**Prompt:** State how many lines in the listing below include the word "curso", and add nothing besides the number.

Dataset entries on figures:
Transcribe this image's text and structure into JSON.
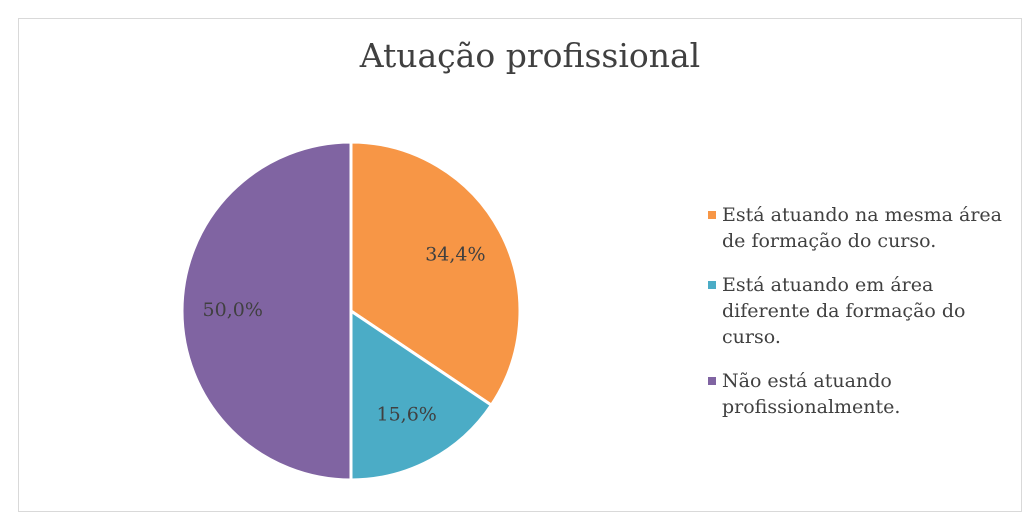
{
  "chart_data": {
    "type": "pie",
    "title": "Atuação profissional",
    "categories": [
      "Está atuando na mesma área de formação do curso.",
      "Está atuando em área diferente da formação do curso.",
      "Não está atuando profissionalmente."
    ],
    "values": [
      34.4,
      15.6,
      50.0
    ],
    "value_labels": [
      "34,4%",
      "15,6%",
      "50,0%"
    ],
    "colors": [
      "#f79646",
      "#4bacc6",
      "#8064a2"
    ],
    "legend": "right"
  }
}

---

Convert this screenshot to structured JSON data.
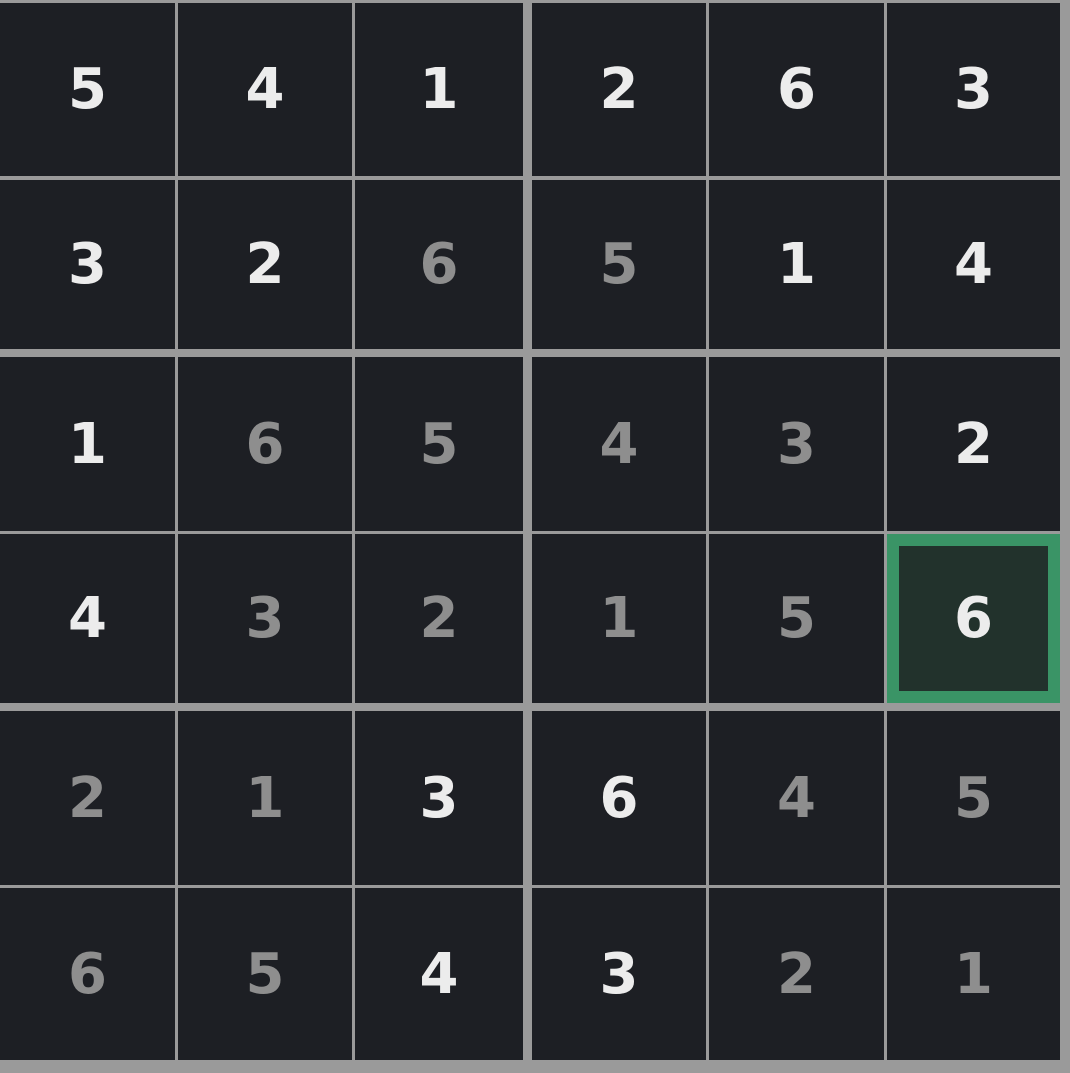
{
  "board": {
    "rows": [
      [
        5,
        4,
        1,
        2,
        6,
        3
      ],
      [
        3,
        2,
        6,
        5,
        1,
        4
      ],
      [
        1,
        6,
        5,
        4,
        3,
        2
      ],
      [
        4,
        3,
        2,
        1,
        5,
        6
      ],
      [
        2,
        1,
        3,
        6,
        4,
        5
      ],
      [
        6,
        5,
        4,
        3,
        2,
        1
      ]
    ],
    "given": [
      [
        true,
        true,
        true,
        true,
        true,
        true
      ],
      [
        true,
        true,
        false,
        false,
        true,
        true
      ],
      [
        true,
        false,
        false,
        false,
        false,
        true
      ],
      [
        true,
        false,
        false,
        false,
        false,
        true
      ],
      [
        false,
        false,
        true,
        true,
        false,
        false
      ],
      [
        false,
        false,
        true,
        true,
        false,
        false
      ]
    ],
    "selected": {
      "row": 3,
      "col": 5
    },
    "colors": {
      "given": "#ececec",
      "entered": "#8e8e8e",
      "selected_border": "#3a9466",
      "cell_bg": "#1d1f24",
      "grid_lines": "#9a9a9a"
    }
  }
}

**The reply:** 2